##### Excerpted passage
Modeling Contextual Passage Utility for Multihop Question Answering
Akriti Jain, Aparna Garimella
TL;DR
This work tackles the challenge that passage utility in multihop QA is inherently context-dependent and influenced by the surrounding reasoning chain. It introduces a lightweight contextual utility predictor based on RoBERTa-large, trained via synthetic data generated from explicit reasoning traces and scored by GPT-4o to capture inter-passage dependencies. Empirical results across HotpotQA, MuSiQue, and 2WikiMultiHopQA show significant improvements in identifying useful passage sets, ranking them effectively, and boosting downstream QA performance compared to relevance-based baselines. The approach suggests that explicit modeling of context-aware utility can enhance retrieval-augmented QA and potentially generalize to other multi-step reasoning tasks.
##########
Your tasks:
[A] Answer these questions from the summary on contextual passage utility for multihop QA:
(i) What model is the contextual utility predictor based on?
(ii) What scored the synthetic training data?
(iii) On which datasets were the empirical results reported?
[B] Can you extend the summary on contextual passage utility for multihop question answering, picking up right after its final sentence?
##### Data extract
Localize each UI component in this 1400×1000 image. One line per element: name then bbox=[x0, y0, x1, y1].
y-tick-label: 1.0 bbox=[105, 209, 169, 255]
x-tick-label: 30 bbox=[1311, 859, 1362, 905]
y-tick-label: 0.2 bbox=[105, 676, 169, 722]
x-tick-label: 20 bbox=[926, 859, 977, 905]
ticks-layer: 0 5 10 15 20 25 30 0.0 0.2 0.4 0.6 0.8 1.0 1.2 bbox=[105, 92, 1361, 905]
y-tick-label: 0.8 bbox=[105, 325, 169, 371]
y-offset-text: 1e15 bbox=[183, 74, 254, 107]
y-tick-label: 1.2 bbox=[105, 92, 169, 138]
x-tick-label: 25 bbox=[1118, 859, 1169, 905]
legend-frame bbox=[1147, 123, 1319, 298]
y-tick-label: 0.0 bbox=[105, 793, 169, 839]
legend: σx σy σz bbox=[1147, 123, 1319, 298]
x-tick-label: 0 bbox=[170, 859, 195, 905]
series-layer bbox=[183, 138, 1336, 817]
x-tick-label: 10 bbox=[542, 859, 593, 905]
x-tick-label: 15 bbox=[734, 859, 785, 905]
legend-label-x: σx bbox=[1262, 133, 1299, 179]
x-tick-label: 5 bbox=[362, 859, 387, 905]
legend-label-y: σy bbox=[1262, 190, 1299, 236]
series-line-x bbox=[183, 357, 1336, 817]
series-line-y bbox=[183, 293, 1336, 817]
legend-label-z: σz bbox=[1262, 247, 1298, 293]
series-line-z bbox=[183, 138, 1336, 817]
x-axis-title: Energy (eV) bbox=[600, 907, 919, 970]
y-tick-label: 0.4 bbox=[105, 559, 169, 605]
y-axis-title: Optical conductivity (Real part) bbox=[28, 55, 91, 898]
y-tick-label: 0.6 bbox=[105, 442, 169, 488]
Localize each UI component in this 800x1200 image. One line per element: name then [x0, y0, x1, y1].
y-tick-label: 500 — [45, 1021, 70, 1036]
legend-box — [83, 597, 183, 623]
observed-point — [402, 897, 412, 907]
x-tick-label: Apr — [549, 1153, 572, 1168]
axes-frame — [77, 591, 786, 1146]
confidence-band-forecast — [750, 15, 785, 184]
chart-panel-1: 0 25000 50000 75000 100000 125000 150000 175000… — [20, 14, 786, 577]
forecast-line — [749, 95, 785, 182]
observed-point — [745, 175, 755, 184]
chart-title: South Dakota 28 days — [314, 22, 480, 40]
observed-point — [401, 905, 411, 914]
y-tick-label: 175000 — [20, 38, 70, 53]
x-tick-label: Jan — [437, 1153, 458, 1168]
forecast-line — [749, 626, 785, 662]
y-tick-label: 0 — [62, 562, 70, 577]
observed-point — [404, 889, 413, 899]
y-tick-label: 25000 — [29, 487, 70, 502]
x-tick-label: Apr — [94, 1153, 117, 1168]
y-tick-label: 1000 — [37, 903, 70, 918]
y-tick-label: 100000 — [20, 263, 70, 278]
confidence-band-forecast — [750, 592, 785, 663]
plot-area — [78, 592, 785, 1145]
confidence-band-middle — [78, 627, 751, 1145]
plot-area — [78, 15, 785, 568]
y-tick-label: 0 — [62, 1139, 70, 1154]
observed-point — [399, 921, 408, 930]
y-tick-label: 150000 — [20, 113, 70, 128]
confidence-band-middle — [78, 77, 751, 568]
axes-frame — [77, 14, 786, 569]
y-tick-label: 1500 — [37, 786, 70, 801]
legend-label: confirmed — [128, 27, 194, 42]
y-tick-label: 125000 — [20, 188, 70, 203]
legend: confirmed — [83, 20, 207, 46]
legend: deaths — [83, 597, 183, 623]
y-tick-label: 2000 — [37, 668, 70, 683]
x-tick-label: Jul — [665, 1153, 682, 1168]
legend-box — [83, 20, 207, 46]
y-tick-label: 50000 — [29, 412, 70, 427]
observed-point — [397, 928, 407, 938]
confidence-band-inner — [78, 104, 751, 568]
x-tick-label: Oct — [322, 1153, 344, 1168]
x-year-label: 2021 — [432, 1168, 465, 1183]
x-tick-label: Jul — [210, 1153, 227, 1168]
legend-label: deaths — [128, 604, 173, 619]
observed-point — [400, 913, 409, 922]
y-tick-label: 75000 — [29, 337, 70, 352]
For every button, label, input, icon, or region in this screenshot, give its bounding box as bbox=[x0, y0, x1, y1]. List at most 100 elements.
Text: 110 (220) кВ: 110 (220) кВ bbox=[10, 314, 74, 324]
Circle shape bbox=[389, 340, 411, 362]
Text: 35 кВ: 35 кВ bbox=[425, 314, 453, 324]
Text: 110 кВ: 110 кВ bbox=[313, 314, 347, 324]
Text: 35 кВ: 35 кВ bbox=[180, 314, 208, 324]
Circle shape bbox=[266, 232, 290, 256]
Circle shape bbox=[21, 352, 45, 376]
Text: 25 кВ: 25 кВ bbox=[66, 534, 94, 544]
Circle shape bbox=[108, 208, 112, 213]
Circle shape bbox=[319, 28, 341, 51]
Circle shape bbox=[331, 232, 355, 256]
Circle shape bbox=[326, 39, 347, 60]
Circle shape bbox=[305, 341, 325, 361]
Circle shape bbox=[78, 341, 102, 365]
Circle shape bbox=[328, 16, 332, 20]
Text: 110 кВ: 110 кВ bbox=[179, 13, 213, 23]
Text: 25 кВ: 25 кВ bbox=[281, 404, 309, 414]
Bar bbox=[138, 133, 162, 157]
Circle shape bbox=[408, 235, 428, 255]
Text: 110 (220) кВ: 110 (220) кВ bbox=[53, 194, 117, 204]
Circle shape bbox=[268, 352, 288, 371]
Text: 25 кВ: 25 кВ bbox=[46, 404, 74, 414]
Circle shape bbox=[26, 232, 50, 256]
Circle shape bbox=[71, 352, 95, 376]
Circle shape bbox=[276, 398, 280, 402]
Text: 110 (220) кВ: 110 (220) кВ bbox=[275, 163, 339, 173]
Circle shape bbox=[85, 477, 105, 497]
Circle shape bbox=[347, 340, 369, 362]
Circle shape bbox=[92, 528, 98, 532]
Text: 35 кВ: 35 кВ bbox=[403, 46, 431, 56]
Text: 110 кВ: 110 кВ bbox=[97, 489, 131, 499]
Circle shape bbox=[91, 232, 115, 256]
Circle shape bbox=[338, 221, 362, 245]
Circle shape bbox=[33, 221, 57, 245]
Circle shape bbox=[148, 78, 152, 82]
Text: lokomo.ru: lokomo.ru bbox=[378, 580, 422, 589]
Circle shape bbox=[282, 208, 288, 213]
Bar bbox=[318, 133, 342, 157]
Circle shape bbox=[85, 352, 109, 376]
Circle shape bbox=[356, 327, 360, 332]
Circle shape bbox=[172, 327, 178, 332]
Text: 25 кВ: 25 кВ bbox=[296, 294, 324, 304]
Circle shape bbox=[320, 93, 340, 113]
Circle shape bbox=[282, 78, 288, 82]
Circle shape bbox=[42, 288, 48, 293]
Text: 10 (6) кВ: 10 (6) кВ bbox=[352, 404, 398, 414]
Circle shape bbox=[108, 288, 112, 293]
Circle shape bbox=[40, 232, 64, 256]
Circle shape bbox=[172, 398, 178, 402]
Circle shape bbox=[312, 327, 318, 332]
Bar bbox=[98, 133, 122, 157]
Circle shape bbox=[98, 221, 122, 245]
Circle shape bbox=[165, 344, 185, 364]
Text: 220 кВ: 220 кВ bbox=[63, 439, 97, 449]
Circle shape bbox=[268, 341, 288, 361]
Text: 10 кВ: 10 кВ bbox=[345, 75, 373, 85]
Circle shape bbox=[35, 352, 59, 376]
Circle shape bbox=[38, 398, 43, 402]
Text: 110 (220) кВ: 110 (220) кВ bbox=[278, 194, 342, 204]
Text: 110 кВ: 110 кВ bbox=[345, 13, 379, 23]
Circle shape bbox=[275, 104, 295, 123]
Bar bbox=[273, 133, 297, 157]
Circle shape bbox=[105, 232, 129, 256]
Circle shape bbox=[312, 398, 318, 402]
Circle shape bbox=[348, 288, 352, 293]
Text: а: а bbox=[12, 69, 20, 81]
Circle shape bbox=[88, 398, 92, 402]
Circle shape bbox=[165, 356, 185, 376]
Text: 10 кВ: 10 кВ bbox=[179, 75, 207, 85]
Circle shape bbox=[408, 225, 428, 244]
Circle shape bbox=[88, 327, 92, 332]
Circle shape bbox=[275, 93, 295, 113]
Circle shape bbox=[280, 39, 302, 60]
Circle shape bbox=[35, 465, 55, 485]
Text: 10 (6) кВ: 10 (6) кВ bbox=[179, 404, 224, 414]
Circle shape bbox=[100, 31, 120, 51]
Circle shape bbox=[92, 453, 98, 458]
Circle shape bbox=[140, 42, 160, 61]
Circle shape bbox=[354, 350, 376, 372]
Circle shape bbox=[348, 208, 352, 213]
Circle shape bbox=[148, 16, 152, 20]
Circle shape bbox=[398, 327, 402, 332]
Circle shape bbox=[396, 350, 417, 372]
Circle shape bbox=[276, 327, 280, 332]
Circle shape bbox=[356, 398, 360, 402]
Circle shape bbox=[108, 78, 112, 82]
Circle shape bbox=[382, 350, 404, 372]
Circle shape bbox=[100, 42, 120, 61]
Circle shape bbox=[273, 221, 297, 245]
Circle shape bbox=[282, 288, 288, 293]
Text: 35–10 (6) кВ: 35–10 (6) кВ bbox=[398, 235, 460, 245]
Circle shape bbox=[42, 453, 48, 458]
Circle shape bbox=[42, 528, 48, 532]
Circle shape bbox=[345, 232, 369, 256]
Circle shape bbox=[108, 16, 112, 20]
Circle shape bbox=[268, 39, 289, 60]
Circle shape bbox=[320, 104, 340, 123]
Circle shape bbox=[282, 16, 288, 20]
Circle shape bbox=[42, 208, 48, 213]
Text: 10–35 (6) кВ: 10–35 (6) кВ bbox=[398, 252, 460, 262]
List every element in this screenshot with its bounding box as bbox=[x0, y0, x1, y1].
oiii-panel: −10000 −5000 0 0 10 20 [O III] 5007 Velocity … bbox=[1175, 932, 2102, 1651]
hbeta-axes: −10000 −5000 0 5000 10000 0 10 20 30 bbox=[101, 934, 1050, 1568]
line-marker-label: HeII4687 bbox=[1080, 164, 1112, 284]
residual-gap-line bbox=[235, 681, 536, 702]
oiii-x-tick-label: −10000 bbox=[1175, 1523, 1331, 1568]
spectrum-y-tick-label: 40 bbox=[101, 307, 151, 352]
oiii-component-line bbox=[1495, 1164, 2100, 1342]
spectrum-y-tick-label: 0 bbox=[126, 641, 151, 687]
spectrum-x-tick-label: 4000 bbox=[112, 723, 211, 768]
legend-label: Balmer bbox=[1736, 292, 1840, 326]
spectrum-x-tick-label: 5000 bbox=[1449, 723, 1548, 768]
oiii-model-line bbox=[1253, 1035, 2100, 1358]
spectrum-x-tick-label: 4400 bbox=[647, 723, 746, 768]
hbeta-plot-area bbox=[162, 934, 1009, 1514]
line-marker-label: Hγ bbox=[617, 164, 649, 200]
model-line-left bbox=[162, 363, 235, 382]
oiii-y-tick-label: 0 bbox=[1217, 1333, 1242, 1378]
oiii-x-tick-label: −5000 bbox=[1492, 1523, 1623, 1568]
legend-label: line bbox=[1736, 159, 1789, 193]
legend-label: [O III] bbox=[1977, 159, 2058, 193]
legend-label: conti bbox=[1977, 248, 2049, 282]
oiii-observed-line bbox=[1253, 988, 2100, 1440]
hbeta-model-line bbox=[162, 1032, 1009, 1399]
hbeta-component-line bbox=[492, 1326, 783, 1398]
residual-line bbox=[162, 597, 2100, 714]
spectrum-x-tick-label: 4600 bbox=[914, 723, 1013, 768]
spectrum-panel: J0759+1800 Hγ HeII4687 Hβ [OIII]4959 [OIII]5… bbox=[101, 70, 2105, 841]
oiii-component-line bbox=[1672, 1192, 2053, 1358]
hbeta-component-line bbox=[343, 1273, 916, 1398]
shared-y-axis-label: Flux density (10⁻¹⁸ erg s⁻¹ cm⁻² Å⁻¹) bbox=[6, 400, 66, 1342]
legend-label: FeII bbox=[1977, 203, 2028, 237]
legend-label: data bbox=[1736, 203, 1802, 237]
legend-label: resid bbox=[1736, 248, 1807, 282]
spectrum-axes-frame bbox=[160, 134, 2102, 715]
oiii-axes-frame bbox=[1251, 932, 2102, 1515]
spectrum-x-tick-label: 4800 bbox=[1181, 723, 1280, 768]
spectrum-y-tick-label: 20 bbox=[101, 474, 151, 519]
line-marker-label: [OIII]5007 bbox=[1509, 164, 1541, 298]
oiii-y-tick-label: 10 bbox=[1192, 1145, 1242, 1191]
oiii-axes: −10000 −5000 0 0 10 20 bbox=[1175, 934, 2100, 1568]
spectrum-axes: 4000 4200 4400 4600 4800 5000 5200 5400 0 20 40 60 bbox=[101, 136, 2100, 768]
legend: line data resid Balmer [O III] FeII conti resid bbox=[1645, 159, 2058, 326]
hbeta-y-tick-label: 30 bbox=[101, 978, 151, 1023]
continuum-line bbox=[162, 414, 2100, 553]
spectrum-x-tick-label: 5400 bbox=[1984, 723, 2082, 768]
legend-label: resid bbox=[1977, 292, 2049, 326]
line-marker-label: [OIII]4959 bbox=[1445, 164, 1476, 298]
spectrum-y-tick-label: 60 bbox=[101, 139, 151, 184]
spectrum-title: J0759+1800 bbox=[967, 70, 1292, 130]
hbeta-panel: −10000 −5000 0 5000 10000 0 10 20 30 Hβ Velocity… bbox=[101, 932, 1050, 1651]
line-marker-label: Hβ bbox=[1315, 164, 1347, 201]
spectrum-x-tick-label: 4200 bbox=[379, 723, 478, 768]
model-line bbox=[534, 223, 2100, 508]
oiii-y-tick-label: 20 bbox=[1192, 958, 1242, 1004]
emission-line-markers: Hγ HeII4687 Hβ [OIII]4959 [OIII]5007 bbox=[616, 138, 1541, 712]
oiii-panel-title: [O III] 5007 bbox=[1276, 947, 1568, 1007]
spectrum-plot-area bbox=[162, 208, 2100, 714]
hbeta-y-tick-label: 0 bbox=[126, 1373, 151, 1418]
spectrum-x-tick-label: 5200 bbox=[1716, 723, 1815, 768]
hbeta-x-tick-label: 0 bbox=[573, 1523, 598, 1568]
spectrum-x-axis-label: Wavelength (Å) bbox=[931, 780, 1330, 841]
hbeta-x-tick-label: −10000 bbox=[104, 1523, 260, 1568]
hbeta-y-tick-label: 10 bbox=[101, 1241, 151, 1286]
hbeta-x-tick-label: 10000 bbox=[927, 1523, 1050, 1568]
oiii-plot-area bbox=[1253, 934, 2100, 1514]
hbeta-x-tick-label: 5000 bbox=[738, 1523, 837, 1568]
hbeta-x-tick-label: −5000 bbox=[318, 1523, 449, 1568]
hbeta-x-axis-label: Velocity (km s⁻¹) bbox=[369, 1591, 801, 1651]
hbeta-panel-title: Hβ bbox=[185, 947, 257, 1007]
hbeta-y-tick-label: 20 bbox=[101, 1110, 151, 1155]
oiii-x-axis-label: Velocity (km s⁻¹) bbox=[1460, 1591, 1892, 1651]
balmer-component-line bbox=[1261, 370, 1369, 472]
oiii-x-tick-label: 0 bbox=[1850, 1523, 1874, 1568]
##########
List of answers:
[A]
(i) RoBERTa-large
(ii) GPT-4o
(iii) HotpotQA, MuSiQue, and 2WikiMultiHopQA

[B]
Abstract
Multihop Question Answering (QA) requires systems to identify and synthesize information from multiple text passages. While most prior retrieval methods assist in identifying relevant passages for QA, further assessing the utility of the passages can help in removing redundant ones, which may otherwise add to noise and inaccuracies in the generated answers. Existing utility prediction approaches model passage utility independently, overlooking a critical aspect of multihop reasoning: the utility of a passage can be context-dependent, influenced by its relation to other passages - whether it provides complementary information or forms a crucial link in conjunction with others. In this paper, we propose a lightweight approach to model contextual passage utility, accounting for inter-passage dependencies. We fine-tune a small transformer-based model to predict passage utility scores for multihop QA. We leverage the reasoning traces from an advanced reasoning model to capture the order in which passages are used to answer a question and obtain synthetic training data. Through comprehensive experiments, we demonstrate that our utility-based scoring of retrieved passages leads to improved reranking and downstream QA performance compared to relevance-based reranking methods.